● **Exercise instructions**
What follows is a set of records; restate each one word for word and drop the pictures.
### Record excerpts
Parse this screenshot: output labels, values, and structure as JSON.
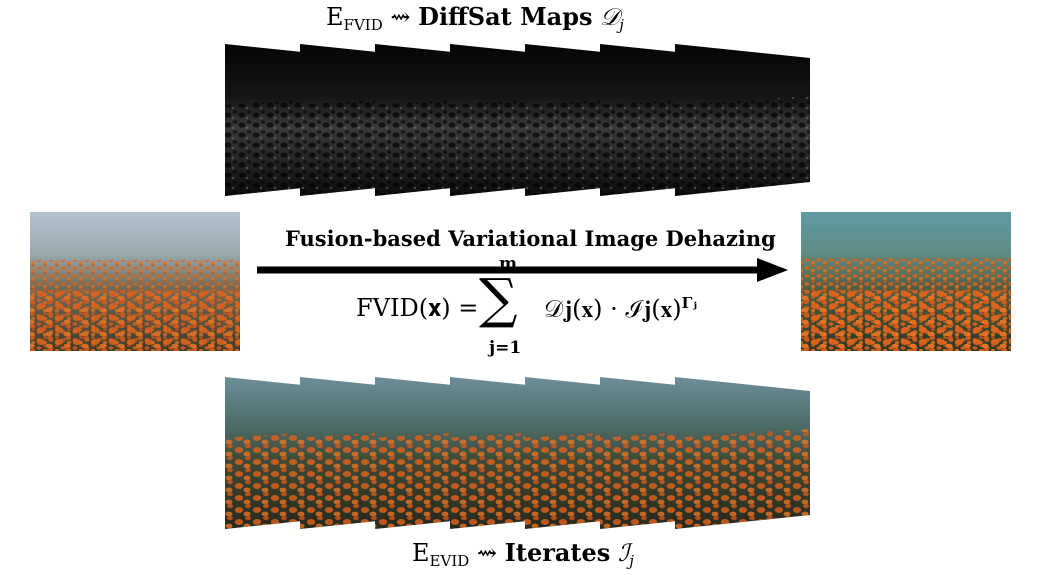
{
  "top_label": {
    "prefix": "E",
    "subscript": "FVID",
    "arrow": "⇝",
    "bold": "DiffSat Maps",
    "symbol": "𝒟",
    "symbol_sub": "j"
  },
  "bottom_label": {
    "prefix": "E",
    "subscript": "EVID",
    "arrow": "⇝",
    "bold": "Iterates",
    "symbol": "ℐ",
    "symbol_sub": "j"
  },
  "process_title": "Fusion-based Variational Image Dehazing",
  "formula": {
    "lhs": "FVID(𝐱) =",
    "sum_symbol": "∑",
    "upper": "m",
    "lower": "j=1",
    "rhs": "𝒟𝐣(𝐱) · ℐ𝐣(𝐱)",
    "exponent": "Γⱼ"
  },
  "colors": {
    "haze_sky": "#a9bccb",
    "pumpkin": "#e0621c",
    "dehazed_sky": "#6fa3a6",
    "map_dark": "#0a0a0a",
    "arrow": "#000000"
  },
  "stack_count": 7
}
######
● **Full output**
Parse this screenshot: output labels, values, and structure as JSON.
{
  "top_label": {
    "prefix": "E",
    "subscript": "FVID",
    "arrow": "⇝",
    "bold": "DiffSat Maps",
    "symbol": "𝒟",
    "symbol_sub": "j"
  },
  "bottom_label": {
    "prefix": "E",
    "subscript": "EVID",
    "arrow": "⇝",
    "bold": "Iterates",
    "symbol": "ℐ",
    "symbol_sub": "j"
  },
  "process_title": "Fusion-based Variational Image Dehazing",
  "formula": {
    "lhs": "FVID(𝐱) =",
    "sum_symbol": "∑",
    "upper": "m",
    "lower": "j=1",
    "rhs": "𝒟𝐣(𝐱) · ℐ𝐣(𝐱)",
    "exponent": "Γⱼ"
  },
  "colors": {
    "haze_sky": "#a9bccb",
    "pumpkin": "#e0621c",
    "dehazed_sky": "#6fa3a6",
    "map_dark": "#0a0a0a",
    "arrow": "#000000"
  },
  "stack_count": 7
}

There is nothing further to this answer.